● ROWS:
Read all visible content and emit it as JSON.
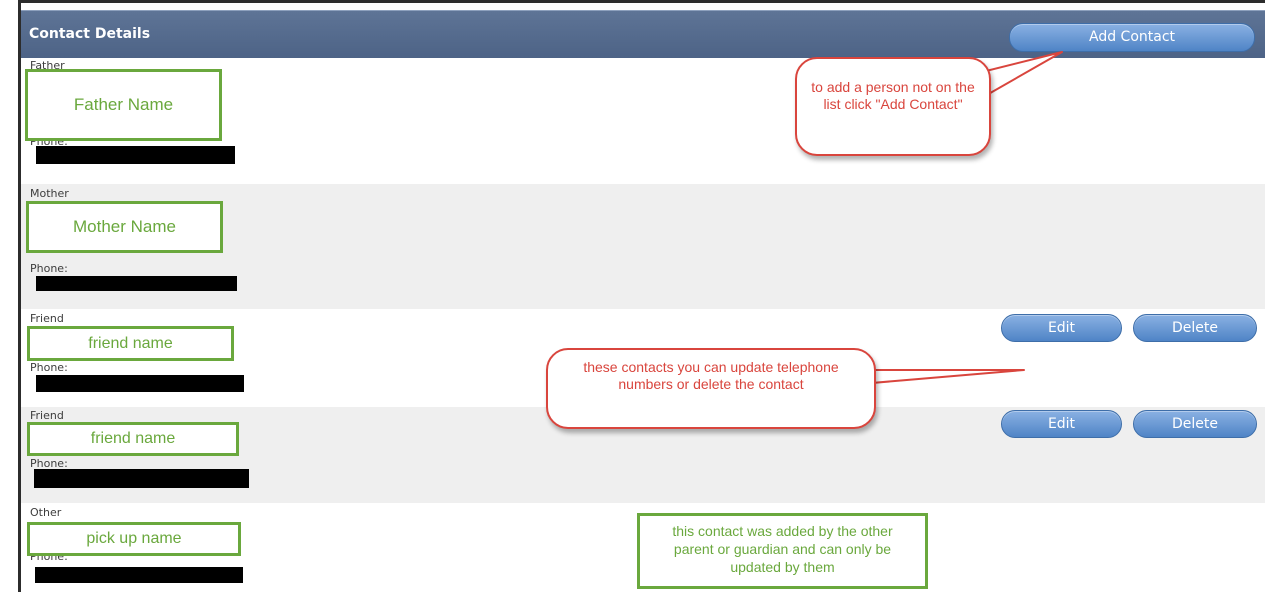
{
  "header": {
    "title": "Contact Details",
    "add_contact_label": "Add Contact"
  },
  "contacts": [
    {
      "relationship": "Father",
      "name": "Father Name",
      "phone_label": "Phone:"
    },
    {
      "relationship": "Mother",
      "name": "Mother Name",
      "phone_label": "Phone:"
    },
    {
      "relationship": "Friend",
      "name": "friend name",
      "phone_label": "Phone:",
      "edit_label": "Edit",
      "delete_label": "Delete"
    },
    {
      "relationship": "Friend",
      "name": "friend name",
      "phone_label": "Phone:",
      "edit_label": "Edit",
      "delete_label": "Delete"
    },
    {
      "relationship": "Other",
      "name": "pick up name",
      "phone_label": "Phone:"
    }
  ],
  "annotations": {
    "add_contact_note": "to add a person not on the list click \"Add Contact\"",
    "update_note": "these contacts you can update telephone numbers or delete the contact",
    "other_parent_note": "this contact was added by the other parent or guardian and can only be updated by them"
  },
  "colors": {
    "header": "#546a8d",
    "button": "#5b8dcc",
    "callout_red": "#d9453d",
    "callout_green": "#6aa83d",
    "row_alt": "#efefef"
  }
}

● TASK REQUIREMENTS:
For each line of the entries that includes "relationship", show that line.

● COMPLETE OUTPUT:
      "relationship": "Father",
      "relationship": "Mother",
      "relationship": "Friend",
      "relationship": "Friend",
      "relationship": "Other",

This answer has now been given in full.